── Records for the task ──

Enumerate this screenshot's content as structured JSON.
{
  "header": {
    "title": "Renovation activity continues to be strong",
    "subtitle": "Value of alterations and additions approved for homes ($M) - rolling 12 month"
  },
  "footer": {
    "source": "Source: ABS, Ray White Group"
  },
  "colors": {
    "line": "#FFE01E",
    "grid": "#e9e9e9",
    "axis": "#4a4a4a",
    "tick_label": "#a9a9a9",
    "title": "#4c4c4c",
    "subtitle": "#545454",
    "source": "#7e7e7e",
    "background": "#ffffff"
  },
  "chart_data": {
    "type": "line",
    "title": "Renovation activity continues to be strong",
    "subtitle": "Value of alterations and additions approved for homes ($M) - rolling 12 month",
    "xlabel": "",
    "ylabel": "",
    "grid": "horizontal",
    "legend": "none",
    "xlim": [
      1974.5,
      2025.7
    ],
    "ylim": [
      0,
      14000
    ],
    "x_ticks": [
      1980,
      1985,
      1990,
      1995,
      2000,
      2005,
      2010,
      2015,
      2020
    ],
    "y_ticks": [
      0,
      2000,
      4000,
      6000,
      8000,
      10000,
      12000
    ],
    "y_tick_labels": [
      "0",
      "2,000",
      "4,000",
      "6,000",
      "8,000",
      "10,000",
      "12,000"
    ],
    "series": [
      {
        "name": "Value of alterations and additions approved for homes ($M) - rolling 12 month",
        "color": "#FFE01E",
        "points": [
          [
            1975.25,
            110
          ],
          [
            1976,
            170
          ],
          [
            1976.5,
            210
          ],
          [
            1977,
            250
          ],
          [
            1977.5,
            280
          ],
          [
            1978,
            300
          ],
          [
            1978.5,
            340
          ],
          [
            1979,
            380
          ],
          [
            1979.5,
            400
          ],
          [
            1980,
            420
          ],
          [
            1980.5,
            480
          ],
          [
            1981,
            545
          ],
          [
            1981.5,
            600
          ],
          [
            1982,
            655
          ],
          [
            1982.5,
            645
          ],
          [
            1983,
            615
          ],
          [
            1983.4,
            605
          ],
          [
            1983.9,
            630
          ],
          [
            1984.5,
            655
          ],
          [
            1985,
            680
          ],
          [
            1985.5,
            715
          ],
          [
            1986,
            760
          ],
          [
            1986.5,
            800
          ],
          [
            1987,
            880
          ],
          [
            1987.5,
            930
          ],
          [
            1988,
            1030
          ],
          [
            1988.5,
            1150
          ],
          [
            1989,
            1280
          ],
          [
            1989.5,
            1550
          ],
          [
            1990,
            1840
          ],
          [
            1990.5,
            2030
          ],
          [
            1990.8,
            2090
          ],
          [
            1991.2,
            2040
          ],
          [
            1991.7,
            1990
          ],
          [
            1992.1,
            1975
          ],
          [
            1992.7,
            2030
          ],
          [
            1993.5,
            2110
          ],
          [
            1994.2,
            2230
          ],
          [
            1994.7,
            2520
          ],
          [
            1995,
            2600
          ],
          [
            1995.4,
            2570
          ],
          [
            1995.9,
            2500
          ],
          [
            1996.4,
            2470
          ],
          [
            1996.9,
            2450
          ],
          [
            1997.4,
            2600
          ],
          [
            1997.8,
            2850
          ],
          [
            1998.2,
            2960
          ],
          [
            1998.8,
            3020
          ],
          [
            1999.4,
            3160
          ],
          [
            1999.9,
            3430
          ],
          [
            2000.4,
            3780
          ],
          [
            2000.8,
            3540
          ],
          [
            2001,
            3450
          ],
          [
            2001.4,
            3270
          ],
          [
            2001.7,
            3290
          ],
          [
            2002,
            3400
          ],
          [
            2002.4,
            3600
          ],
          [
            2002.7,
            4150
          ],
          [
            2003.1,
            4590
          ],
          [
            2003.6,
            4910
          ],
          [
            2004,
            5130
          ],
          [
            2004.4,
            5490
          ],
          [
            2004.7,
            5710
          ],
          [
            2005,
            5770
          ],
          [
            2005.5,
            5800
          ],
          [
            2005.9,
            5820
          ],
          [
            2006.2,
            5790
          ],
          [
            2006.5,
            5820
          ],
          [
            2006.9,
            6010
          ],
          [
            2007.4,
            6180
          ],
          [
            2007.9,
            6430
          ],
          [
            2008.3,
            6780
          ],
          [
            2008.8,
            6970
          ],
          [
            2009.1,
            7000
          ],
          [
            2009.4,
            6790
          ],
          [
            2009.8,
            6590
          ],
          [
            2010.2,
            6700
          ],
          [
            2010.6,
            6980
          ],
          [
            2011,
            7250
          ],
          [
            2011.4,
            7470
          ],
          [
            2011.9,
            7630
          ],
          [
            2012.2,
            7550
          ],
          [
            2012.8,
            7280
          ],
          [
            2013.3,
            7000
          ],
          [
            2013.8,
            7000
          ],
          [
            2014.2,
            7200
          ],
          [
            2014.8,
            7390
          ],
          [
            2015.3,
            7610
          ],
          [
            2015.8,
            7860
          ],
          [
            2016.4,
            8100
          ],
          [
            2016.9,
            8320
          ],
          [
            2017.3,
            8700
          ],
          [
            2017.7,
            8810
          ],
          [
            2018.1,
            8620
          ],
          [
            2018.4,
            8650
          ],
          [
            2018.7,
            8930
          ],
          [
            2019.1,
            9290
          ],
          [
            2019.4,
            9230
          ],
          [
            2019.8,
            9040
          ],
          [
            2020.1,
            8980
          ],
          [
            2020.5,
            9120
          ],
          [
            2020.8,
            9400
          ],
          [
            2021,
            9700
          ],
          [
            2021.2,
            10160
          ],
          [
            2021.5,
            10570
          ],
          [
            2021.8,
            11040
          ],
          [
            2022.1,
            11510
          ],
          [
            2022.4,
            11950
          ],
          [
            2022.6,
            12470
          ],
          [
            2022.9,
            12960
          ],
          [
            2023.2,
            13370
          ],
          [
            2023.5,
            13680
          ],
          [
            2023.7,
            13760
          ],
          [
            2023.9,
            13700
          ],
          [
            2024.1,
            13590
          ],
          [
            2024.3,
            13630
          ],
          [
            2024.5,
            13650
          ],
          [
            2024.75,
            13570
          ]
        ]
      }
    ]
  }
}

───

→ **Task brief**:
Set out every line from the material that contains the string "source".

→ **Exercise output**:
    "source": "Source: ABS, Ray White Group"
    "source": "#7e7e7e",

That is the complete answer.